*GIVEN RECORDS*:
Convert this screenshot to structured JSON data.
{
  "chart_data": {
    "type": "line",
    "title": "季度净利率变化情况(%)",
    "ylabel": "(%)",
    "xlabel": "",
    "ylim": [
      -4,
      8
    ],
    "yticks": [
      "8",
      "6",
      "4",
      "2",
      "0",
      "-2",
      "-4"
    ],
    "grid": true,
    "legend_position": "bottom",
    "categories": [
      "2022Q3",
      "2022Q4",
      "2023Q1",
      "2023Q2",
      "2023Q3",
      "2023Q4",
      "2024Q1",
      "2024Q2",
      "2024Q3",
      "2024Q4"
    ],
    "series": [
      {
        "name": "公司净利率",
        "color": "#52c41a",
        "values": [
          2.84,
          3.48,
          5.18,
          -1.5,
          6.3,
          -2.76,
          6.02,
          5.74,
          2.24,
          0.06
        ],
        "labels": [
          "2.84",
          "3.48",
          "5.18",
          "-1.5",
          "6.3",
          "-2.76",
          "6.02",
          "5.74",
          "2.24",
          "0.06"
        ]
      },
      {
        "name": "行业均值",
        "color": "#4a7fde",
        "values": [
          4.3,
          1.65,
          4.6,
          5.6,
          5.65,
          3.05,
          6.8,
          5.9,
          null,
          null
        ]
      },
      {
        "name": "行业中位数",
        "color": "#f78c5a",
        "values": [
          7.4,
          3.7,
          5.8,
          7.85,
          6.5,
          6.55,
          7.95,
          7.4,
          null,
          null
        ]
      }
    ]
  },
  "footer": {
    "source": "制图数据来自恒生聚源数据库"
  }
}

*PROBLEM TO WORK ON*: Generate an exact reproduction of all entries.

*RESULT BELOW*:
Convert this screenshot to structured JSON data.
{
  "chart_data": {
    "type": "line",
    "title": "季度净利率变化情况(%)",
    "ylabel": "(%)",
    "xlabel": "",
    "ylim": [
      -4,
      8
    ],
    "yticks": [
      "8",
      "6",
      "4",
      "2",
      "0",
      "-2",
      "-4"
    ],
    "grid": true,
    "legend_position": "bottom",
    "categories": [
      "2022Q3",
      "2022Q4",
      "2023Q1",
      "2023Q2",
      "2023Q3",
      "2023Q4",
      "2024Q1",
      "2024Q2",
      "2024Q3",
      "2024Q4"
    ],
    "series": [
      {
        "name": "公司净利率",
        "color": "#52c41a",
        "values": [
          2.84,
          3.48,
          5.18,
          -1.5,
          6.3,
          -2.76,
          6.02,
          5.74,
          2.24,
          0.06
        ],
        "labels": [
          "2.84",
          "3.48",
          "5.18",
          "-1.5",
          "6.3",
          "-2.76",
          "6.02",
          "5.74",
          "2.24",
          "0.06"
        ]
      },
      {
        "name": "行业均值",
        "color": "#4a7fde",
        "values": [
          4.3,
          1.65,
          4.6,
          5.6,
          5.65,
          3.05,
          6.8,
          5.9,
          null,
          null
        ]
      },
      {
        "name": "行业中位数",
        "color": "#f78c5a",
        "values": [
          7.4,
          3.7,
          5.8,
          7.85,
          6.5,
          6.55,
          7.95,
          7.4,
          null,
          null
        ]
      }
    ]
  },
  "footer": {
    "source": "制图数据来自恒生聚源数据库"
  }
}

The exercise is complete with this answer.